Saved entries
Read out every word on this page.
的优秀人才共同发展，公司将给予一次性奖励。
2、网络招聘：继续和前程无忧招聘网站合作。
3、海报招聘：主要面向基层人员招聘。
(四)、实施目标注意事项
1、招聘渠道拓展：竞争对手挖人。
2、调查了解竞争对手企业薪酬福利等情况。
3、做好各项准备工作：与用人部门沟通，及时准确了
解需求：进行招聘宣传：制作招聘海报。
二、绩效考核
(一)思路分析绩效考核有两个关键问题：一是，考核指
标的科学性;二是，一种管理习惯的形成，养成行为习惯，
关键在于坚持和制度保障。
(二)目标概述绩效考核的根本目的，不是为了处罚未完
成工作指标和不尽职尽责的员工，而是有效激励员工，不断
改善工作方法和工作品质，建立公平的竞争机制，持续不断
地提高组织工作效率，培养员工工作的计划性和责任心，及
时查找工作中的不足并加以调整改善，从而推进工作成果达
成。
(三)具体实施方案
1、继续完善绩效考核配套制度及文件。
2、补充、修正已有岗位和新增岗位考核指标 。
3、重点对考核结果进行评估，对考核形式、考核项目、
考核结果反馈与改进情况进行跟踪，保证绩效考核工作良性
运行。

TASK BRIEF: Return every record, word for word.

OUTPUT:
Read out every word on this page.
的优秀人才共同发展，公司将给予一次性奖励。
2、网络招聘：继续和前程无忧招聘网站合作。
3、海报招聘：主要面向基层人员招聘。
(四)、实施目标注意事项
1、招聘渠道拓展：竞争对手挖人。
2、调查了解竞争对手企业薪酬福利等情况。
3、做好各项准备工作：与用人部门沟通，及时准确了
解需求：进行招聘宣传：制作招聘海报。
二、绩效考核
(一)思路分析绩效考核有两个关键问题：一是，考核指
标的科学性;二是，一种管理习惯的形成，养成行为习惯，
关键在于坚持和制度保障。
(二)目标概述绩效考核的根本目的，不是为了处罚未完
成工作指标和不尽职尽责的员工，而是有效激励员工，不断
改善工作方法和工作品质，建立公平的竞争机制，持续不断
地提高组织工作效率，培养员工工作的计划性和责任心，及
时查找工作中的不足并加以调整改善，从而推进工作成果达
成。
(三)具体实施方案
1、继续完善绩效考核配套制度及文件。
2、补充、修正已有岗位和新增岗位考核指标 。
3、重点对考核结果进行评估，对考核形式、考核项目、
考核结果反馈与改进情况进行跟踪，保证绩效考核工作良性
运行。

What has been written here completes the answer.